Provided passage:
--------------------------------
Personal information
- Full name: Hardi Bujang
- Date of birth: 19 October 1984 (age 41)
- Place of birth: Seria, Brunei
- Position: Midfielder

Senior career*
- Years: Team / Apps / (Gls)
- 2003–2006: QAF
- 2006–2009: DPMM /  / (2)
- 2009–2014: QAF /  / (6+)
- 2015–2016: Jerudong /  / (18)
- 2016: Indera /  / (1)
- 2017–2019: Kota Ranger /  / (7)
- 2020: DPMM II / 0 / (0)
- 2021–2022: Kota Ranger /  / (2)

International career^{‡}
- 2005: Brunei U21
- 2006–2008: Brunei / 11 / (3)

= Hardi Bujang =

Bruneian footballer (born 1984)

Hardi Bujang (born 19 October 1984) is a Bruneian former footballer and current coach who played as a midfielder. He played for the Brunei national football team between 2006 and 2008, gaining 11 caps and scoring three goals for the Wasps.

==Club career==
Hardi previously played for QAF FC from 2003 until 2015, when he joined Jerudong FC after QAF waived entry to the 2015 Brunei Super League. Between 2006 and 2009, he was a member of Brunei's sole professional team DPMM FC which played in Malaysia and then Singapore, but still turned out for QAF FC domestically. He scored 18 goals for the Jerudong club to finish the 2015 season as the league's top scorer.

Hardi moved to Indera SC at the start of the 2016 season as a replacement for Nur Ikhwan Othman who had transferred to DPMM FC. On 8 April, he was found guilty by the NFABD of violent conduct in the match against Kasuka FC on 27 March which was abandoned after tempers frayed between the players and match officials during an incident in the 43rd minute. He was fined BND$500 and given a two-match suspension which would be doubled if he fails to pay the fine.

Hardi moved to Kota Ranger FC for the 2017 Brunei Super League season. He scored his first goal for the Rangers on 28 July against his former team Indera. He was able to win the Brunei FA Cup in the 2018-19 season.
--------------------------------
Work task:
Write the next part of the Hardi Bujang article, starting after its last sentence. You can ignore the material that follows this text.

Exercise data:
--------------------------------
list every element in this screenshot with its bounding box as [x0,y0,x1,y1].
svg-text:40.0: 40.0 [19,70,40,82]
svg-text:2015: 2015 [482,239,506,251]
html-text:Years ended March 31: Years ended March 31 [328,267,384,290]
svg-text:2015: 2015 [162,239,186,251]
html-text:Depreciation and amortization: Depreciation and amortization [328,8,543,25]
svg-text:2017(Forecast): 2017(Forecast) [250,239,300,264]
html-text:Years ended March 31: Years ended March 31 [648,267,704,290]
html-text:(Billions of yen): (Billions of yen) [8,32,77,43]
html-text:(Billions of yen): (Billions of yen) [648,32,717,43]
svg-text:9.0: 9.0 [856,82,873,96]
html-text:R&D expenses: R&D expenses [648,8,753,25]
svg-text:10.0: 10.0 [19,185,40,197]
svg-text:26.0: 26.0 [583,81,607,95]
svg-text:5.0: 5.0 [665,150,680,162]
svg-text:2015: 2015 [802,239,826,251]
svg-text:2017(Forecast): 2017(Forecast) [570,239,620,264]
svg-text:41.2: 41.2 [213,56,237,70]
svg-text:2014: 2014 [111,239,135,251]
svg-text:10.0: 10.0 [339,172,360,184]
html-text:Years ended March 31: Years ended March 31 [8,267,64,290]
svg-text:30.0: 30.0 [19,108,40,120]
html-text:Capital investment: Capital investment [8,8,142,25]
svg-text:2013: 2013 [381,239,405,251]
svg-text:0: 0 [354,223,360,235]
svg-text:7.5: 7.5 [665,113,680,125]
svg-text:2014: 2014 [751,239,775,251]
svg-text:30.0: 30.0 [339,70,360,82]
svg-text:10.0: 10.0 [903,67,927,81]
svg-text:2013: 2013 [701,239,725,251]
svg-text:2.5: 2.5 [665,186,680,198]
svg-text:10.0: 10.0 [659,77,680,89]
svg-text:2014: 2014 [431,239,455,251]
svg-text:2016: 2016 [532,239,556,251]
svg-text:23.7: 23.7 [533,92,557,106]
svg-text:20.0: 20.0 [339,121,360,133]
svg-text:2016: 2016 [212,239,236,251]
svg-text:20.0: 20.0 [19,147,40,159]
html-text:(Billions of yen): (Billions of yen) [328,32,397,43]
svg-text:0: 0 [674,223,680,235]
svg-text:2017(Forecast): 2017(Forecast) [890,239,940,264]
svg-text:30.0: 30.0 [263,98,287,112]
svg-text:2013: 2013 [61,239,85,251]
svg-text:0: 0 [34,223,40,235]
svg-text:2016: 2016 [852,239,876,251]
--------------------------------
Exercise response:
==International career==

Hardi debuted for the Brunei national football team on 2 April 2006 against Sri Lanka in a 0–1 defeat, as his club QAF was representing Brunei at the 2006 AFC Challenge Cup. In 2008, he turned out for Brunei again as a DPMM FC player for the AFF Suzuki Cup qualifying and scored two goals.

Previously, Hardi was with the Brunei Under-21s at the 2005 Hassanal Bolkiah Trophy.

==International goals==

| Goal | Date | Venue | Opponent | Score | Result | Competition |
|---|---|---|---|---|---|---|
| 1. | 16 November 2006 | Panaad Stadium, Bacolod, Philippines | Cambodia | 1–1 | 1–1 | 2007 AFF Championship qualification |
| 2. | 23 October 2008 | National Olympic Stadium, Phnom Penh, Cambodia | Laos | 1–1 | 2–3 | 2008 AFF Suzuki Cup qualification |
| 3. | 25 October 2008 | National Olympic Stadium, Phnom Penh, Cambodia | Cambodia | 1–0 | 1–2 | 2008 AFF Suzuki Cup qualification |

==Honours==

===Club===
- QAF FC
- Brunei Premier League (3): 2005–06, 2007–08, 2009–10
- Brunei League Cup (2): 2007–08, 2009

- DPMM FC
- Singapore League Cup: 2009

- Kota Ranger FC
- Brunei FA Cup: 2018–19

===Individual===
- Brunei Premier League Best Young Player of the Year: 2005–06
- Brunei Super League top scorer: 2015

==Personal life==

Hardi's twin brother Mardi is also a Bruneian footballer. Both of them have played together at QAF FC, DPMM FC, Jerudong FC and the national team. Having both on the field has caused trouble and confusion to referees on one occasion at least.